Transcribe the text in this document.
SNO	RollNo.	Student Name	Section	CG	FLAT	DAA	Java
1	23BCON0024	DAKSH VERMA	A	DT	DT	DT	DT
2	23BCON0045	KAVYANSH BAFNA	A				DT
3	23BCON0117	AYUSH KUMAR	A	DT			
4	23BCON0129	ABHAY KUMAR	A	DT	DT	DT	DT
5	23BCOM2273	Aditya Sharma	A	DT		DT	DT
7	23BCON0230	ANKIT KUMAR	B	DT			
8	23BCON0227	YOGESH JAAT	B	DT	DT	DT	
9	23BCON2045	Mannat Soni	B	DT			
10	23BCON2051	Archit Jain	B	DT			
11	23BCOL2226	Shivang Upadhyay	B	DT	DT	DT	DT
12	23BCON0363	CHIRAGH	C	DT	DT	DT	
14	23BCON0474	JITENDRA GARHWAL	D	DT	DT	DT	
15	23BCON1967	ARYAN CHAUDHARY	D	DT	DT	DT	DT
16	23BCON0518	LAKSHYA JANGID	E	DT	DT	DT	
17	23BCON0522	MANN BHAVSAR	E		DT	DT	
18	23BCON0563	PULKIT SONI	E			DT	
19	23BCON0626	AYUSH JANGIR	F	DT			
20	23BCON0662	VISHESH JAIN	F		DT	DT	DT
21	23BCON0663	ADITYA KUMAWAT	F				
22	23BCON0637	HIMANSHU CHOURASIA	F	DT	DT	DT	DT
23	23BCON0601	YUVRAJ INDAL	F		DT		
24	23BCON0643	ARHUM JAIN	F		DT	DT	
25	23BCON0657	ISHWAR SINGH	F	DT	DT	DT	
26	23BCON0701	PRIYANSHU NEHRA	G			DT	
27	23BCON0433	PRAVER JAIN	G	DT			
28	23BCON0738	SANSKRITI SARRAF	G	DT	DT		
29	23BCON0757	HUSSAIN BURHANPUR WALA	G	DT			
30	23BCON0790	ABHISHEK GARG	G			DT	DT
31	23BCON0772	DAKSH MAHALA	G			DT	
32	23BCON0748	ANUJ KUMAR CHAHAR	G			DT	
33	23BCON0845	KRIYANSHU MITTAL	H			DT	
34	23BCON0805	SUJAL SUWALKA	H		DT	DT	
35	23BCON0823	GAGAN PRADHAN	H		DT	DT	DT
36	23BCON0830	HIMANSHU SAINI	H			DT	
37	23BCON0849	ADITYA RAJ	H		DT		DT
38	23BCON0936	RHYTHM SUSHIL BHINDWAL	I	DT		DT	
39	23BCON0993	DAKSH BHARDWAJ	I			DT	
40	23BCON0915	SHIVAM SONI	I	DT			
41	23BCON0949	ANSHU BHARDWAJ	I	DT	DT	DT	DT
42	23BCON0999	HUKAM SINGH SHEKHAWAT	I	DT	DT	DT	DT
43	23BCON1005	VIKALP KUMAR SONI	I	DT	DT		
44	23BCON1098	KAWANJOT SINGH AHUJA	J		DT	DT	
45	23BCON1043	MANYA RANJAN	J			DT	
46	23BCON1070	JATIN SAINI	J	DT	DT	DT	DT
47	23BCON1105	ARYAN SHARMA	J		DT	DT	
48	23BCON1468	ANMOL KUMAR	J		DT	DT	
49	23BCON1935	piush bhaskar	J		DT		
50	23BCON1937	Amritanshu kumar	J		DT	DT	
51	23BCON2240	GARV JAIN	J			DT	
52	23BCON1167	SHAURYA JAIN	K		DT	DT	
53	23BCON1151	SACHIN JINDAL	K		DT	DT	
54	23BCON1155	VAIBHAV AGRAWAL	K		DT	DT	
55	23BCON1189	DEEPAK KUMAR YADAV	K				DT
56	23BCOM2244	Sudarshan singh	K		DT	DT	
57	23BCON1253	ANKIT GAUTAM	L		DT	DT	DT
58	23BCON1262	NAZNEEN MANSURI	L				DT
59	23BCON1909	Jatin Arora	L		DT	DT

= = = = = = =

## Do this
Find every line with the word "ANKIT" and state how many there are, with no other words.

## Result of the task
2